● EXERCISE GOAL
Read the records and write them out again exactly.

● DATASET

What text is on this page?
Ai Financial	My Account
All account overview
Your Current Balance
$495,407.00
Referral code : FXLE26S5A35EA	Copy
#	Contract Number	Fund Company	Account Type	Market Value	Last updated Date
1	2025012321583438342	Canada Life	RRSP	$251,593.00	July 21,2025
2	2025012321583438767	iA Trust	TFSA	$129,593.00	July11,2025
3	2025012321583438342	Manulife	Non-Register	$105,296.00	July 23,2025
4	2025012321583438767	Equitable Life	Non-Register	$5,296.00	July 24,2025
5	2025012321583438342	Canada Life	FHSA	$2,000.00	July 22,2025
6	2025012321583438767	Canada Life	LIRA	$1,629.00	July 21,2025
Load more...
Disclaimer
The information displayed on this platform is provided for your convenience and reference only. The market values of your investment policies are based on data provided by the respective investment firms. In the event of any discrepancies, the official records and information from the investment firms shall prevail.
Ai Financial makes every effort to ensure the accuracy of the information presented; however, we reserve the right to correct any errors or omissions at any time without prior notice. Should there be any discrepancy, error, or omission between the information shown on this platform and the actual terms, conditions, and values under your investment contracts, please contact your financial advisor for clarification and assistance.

● ANSWER TO THE TASK
What text is on this page?
Ai Financial	My Account
All account overview
Your Current Balance
$495,407.00
Referral code : FXLE26S5A35EA	Copy
#	Contract Number	Fund Company	Account Type	Market Value	Last updated Date
1	2025012321583438342	Canada Life	RRSP	$251,593.00	July 21,2025
2	2025012321583438767	iA Trust	TFSA	$129,593.00	July11,2025
3	2025012321583438342	Manulife	Non-Register	$105,296.00	July 23,2025
4	2025012321583438767	Equitable Life	Non-Register	$5,296.00	July 24,2025
5	2025012321583438342	Canada Life	FHSA	$2,000.00	July 22,2025
6	2025012321583438767	Canada Life	LIRA	$1,629.00	July 21,2025
Load more...
Disclaimer
The information displayed on this platform is provided for your convenience and reference only. The market values of your investment policies are based on data provided by the respective investment firms. In the event of any discrepancies, the official records and information from the investment firms shall prevail.
Ai Financial makes every effort to ensure the accuracy of the information presented; however, we reserve the right to correct any errors or omissions at any time without prior notice. Should there be any discrepancy, error, or omission between the information shown on this platform and the actual terms, conditions, and values under your investment contracts, please contact your financial advisor for clarification and assistance.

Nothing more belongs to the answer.